> **To be done**
(A) In the datacleanbot issue thread, list every function that the body of autoclean calls, in the order they are called.
(B) Copy the datacleanbot issue thread word for word from "Xy = clean_duplicated_rows(Xy)" up to and including "Xy_cleaned = handle_outlier(features_new, Xy_filled)".
(C) Continue the datacleanbot issue thread from its last line.

> **Passage shown**
Ji-Zhang / datacleanbot

MIT License
8 stars 1 forks source link

error #9

Open windar427 opened 5 years ago

windar427 commented 5 years ago

in

def autoclean(Xy, dataset_name, features):
    """Auto-cleans data.

    The following aspects are automatically cleaned:
    show important features;
    show statistical information;
    discover the data type for each feature;
    identify the duplicated rowsl;
    unify the inconsistent column names;
    handle missing values;
    handle outliers.

    Parameters
    ----------
    Xy : array-like
        Complete data.

    dataset_name : string

    features : list
        List of feature names.

    Returns
    -------
    Xy_cleaned : array-like
        Cleaned data.
    """
    X = Xy[:, :-1]
    y = Xy[:, -1]
    show_important_features(X, y, dataset_name, features)
    show_statistical_info(Xy)
    discover_types(Xy)
    Xy = clean_duplicated_rows(Xy)
    features = unify_name_consistency(features)
    features_new, Xy_filled = handle_missing(features, Xy)
    Xy_cleaned = handle_outlier(features_new, Xy_filled)
    return Xy_cleaned

1.X shoud be X=Xy.iloc[:, :-1] and y =Xy.iloc[:, -1] 2.when the data was not clean, should we change the run sequence, put show_important_features to the end

Ji-Zhang commented 5 years ago

Hi @windar427

  1. Could you please explain a bit more why iloc should be used? I am a bit confused as I think they do the same thing.
  2. Yes, that is a good idea. I did think about this, but the idea of show_important_features is to give the user a general idea of the dataset beforehand, and it ignores many problems such as missing values.
windar427 commented 5 years ago

thanks,

  1. I use pandas to load data, so pandas use iloc
  2. I find the other error in

    if len(np.unique(y)) > 100 or len(np.unique(y)) > 0.1 * y.shape[0]:
        print("regression")
        print("meta features cannot be extracted as the target is not categorical")
    # if classification
    else:
        #         print("classification")
        metafeatures_clf = {}
        # compute clustering performance metafeatures
        metafeatures_clf['silhouette'], metafeatures_clf['calinski_harabaz'], metafeatures_clf[
            'davies_bouldin'] = compute_clustering_metafeatures(X)
    
        # compute landmarking metafeatures
        metafeatures_clf['naive_bayes'], metafeatures_clf['naive_bayes_time'] = pipeline(X, y, GaussianNB())
        metafeatures_clf['linear_discriminant_analysis'], metafeatures_clf[
            'linear_discriminant_analysis_time'] = pipeline(X, y,
                                                            LinearDiscriminantAnalysis(solver='lsqr', shrinkage='auto'))

Element region listings
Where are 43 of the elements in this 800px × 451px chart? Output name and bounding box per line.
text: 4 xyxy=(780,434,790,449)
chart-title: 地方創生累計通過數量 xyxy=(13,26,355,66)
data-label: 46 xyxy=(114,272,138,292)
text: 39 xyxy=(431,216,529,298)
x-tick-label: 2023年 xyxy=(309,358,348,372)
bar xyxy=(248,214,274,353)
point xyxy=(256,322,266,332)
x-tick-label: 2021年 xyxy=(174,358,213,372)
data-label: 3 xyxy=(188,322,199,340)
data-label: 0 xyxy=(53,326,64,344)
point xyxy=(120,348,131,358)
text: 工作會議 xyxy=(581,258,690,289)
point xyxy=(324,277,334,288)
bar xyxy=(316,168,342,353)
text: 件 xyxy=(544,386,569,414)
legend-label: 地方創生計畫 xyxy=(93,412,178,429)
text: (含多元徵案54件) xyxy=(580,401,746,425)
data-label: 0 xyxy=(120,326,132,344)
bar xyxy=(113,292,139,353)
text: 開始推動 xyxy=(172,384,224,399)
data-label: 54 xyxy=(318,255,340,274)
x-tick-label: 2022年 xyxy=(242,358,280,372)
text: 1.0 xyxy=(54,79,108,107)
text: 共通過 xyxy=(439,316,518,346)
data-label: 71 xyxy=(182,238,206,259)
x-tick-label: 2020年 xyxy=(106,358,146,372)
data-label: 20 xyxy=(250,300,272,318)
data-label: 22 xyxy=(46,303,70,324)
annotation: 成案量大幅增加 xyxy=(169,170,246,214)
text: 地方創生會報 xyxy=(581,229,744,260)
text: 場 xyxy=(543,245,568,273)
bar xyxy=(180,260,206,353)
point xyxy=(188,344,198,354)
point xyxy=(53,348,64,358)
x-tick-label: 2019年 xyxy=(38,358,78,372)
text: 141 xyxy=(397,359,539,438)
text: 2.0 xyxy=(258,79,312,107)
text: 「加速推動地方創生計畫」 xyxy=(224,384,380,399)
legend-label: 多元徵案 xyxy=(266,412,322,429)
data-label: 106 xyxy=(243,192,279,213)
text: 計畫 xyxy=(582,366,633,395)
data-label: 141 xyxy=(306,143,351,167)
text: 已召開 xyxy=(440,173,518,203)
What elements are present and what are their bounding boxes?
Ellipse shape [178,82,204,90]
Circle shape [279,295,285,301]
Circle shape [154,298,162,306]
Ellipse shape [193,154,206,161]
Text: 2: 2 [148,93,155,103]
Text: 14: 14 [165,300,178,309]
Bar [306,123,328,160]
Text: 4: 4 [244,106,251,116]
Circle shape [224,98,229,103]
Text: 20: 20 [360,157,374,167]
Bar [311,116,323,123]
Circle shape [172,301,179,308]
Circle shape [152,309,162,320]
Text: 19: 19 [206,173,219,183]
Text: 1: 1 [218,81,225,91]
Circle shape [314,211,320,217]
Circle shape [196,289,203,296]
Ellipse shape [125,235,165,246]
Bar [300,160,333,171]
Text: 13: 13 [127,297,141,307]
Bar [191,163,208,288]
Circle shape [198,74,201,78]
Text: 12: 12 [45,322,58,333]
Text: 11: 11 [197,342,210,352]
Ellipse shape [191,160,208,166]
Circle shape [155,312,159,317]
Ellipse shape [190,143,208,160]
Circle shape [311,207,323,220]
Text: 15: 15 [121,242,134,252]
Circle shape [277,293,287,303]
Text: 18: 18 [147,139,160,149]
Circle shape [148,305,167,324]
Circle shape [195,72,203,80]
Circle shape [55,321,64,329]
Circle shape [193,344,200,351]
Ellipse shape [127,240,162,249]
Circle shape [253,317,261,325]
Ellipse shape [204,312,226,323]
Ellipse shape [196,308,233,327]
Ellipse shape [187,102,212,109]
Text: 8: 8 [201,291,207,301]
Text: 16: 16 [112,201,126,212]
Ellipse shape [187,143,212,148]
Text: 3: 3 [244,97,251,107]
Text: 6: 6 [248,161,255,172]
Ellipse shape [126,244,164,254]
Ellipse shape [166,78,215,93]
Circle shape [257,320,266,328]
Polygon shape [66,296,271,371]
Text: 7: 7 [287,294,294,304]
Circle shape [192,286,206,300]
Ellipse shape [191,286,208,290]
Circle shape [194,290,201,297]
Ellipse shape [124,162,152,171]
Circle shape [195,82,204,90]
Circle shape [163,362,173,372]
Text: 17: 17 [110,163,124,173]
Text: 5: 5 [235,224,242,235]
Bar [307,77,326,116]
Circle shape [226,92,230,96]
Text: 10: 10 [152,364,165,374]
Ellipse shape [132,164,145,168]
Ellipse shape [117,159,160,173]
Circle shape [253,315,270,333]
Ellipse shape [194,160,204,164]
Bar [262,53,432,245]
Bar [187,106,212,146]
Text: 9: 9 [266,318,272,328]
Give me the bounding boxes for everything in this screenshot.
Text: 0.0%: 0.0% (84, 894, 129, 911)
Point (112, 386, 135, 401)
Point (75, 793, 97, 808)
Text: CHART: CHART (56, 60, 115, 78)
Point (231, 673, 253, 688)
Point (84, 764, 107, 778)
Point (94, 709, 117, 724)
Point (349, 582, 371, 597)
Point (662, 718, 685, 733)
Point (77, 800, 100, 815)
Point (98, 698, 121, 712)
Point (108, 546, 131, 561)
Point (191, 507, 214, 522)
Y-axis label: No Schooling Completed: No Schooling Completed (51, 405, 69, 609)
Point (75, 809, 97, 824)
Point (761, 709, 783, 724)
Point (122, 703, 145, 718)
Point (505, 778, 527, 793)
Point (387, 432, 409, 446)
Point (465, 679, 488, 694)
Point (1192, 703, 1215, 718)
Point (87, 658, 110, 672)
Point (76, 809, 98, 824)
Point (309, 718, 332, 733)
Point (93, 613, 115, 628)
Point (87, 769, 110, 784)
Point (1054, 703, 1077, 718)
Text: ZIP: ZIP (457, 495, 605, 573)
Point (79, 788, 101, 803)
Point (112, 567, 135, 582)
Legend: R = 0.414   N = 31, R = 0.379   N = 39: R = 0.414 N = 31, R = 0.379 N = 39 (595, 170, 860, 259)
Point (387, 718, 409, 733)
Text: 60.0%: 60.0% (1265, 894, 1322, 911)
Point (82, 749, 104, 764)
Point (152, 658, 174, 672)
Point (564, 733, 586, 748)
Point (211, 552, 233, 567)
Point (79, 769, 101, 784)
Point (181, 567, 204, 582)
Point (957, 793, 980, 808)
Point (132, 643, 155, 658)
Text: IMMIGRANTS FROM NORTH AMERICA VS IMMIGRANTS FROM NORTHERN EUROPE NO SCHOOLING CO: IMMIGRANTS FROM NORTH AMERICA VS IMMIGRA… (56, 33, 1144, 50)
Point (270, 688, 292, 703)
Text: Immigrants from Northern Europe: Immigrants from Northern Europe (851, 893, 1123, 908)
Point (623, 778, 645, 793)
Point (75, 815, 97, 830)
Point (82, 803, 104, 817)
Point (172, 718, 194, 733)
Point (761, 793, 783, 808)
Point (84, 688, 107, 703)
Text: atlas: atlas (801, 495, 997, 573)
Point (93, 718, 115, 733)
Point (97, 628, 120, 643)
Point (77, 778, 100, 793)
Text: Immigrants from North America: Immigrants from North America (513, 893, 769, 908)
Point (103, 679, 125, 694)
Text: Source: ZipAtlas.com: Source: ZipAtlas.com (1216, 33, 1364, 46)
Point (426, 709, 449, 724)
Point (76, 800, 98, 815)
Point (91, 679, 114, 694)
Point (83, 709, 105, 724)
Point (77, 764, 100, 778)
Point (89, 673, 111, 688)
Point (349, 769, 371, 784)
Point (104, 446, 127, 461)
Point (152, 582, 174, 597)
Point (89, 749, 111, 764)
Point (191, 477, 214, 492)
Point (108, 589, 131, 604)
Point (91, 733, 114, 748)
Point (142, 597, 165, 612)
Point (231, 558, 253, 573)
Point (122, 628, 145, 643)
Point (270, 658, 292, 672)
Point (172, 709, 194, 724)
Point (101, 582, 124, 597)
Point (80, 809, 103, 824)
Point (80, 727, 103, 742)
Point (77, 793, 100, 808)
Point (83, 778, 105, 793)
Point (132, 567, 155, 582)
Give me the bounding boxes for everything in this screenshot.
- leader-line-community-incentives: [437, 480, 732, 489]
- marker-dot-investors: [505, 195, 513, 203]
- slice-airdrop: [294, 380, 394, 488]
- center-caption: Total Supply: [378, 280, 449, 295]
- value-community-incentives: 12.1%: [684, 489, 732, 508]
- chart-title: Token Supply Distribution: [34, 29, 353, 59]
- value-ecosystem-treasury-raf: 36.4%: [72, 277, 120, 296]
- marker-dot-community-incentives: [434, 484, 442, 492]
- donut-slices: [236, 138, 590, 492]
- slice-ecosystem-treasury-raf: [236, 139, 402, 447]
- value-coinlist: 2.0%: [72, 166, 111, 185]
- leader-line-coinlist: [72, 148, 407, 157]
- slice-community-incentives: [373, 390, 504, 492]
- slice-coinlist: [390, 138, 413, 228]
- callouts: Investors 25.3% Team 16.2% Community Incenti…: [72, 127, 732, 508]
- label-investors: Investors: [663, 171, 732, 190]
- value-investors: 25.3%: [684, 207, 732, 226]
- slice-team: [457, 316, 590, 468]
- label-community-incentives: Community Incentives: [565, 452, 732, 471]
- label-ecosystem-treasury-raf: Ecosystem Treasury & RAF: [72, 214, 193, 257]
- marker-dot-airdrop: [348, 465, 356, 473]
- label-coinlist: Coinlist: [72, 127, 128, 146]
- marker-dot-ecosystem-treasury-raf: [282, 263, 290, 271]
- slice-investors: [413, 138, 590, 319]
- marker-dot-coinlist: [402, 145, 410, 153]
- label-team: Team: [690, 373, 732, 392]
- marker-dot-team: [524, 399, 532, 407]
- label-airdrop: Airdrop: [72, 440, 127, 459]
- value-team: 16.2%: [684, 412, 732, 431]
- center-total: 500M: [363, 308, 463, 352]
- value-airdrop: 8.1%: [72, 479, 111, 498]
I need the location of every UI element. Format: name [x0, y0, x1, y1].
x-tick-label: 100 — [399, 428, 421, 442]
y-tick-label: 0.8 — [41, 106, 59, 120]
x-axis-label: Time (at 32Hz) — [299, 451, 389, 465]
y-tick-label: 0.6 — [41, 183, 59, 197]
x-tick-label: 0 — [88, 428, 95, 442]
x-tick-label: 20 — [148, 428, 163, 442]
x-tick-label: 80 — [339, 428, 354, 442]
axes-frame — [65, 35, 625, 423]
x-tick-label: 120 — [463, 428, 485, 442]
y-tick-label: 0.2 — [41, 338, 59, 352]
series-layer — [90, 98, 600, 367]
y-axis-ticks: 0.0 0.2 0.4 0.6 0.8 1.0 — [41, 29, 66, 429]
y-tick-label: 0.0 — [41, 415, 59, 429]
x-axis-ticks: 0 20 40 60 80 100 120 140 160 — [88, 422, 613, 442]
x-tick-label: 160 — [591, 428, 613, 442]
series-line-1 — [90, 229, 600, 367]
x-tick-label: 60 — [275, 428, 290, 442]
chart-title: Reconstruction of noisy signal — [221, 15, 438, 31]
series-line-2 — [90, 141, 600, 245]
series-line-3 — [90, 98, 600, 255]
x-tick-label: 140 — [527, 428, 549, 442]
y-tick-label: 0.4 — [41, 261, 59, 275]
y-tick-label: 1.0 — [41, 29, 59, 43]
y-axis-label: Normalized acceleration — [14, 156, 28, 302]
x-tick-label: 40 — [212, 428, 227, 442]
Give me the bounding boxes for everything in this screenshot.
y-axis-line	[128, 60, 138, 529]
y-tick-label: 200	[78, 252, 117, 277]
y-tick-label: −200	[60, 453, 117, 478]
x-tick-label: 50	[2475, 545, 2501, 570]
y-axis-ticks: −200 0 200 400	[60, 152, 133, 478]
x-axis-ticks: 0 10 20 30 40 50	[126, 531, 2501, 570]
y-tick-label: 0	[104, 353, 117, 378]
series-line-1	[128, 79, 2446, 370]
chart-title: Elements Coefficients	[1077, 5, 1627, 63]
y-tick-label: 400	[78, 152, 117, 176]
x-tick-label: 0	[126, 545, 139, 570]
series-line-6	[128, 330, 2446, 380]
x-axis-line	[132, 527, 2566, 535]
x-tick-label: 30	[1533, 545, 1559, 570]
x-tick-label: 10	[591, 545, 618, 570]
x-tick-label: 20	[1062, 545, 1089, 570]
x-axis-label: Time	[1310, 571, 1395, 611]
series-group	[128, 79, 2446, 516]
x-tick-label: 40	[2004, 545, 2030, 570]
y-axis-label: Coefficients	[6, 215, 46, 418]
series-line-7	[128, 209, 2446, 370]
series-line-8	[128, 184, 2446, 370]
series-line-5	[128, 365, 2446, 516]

> **Answers to the problems**
(A) show_important_features, show_statistical_info, discover_types, clean_duplicated_rows, unify_name_consistency, handle_missing, handle_outlier

(B)
Xy = clean_duplicated_rows(Xy)
    features = unify_name_consistency(features)
    features_new, Xy_filled = handle_missing(features, Xy)
    Xy_cleaned = handle_outlier(features_new, Xy_filled)

(C)
        metafeatures_clf['one_nearest_neighbor'], metafeatures_clf['one_nearest_neighbor_time'] = pipeline(X, y,
                                                                                                           KNeighborsClassifier(
                                                                                                               n_neighbors=1))
        metafeatures_clf['decision_node'], metafeatures_clf['decision_node_time'] = pipeline(X, y,
                                                                                             DecisionTreeClassifier(
                                                                                                 criterion='entropy',
                                                                                                 splitter='best',
                                                                                                 max_depth=1,
                                                                                                 random_state=0))
        metafeatures_clf['random_node'], metafeatures_clf['random_node_time'] = pipeline(X, y, DecisionTreeClassifier(
            criterion='entropy', splitter='random', max_depth=1, random_state=0))
        metafeatures = list(metafeatures_clf.values())
    
    return metafeatures

    if the regression task, metafeatures referenced None

Ji-Zhang commented 5 years ago

Yes, that should be the case. datacleanbot can only be used to deal with supervised classification tasks for now. Classifications labels are required to compute metafeatures

windar427 commented 5 years ago

so, that should be ignored or metafeatures = None

Ji-Zhang commented 5 years ago

so, that should be ignored or metafeatures = None

Ah yes. Thanks! I will update that.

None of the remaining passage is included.